Find the word "életjáradéki" in the data. Return every line where it appears.

# # # #

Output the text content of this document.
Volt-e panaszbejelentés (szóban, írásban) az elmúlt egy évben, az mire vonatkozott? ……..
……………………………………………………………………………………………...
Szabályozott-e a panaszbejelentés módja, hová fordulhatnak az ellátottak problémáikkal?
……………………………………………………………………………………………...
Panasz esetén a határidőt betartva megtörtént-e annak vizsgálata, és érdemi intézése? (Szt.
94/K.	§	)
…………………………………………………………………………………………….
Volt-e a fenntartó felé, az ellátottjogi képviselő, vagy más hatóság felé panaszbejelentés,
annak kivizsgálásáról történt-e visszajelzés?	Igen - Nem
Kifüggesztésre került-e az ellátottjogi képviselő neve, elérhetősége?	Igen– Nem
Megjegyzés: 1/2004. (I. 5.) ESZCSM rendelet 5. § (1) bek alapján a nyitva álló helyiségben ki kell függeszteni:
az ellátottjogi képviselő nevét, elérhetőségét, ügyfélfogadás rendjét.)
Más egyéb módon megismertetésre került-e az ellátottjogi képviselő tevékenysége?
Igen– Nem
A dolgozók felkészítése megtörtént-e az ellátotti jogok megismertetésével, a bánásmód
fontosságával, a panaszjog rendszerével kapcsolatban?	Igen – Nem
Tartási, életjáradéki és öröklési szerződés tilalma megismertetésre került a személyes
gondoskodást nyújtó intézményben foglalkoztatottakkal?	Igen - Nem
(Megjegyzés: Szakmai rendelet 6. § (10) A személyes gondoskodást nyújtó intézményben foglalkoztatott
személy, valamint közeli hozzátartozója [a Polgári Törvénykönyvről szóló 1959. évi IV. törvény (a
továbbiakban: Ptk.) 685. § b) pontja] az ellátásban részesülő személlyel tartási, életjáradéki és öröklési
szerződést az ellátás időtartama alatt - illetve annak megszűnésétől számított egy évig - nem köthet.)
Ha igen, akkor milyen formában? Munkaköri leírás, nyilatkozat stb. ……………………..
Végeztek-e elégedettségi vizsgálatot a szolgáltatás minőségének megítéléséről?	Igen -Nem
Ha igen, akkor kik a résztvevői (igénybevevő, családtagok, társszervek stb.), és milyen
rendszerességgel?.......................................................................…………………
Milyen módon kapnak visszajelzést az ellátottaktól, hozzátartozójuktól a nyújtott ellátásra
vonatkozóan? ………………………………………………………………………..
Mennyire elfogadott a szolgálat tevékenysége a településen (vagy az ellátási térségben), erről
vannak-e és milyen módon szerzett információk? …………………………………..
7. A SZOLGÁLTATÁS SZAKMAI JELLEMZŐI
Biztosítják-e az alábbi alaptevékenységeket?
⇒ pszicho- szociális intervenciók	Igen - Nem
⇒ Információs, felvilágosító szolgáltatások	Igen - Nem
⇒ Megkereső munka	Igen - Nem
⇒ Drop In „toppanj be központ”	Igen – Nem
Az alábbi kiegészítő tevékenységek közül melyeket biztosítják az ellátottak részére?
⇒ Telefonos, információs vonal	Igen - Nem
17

# # # #

#### ANSWER TO THIS TASK
Tartási, életjáradéki és öröklési szerződés tilalma megismertetésre került a személyes
továbbiakban: Ptk.) 685. § b) pontja] az ellátásban részesülő személlyel tartási, életjáradéki és öröklési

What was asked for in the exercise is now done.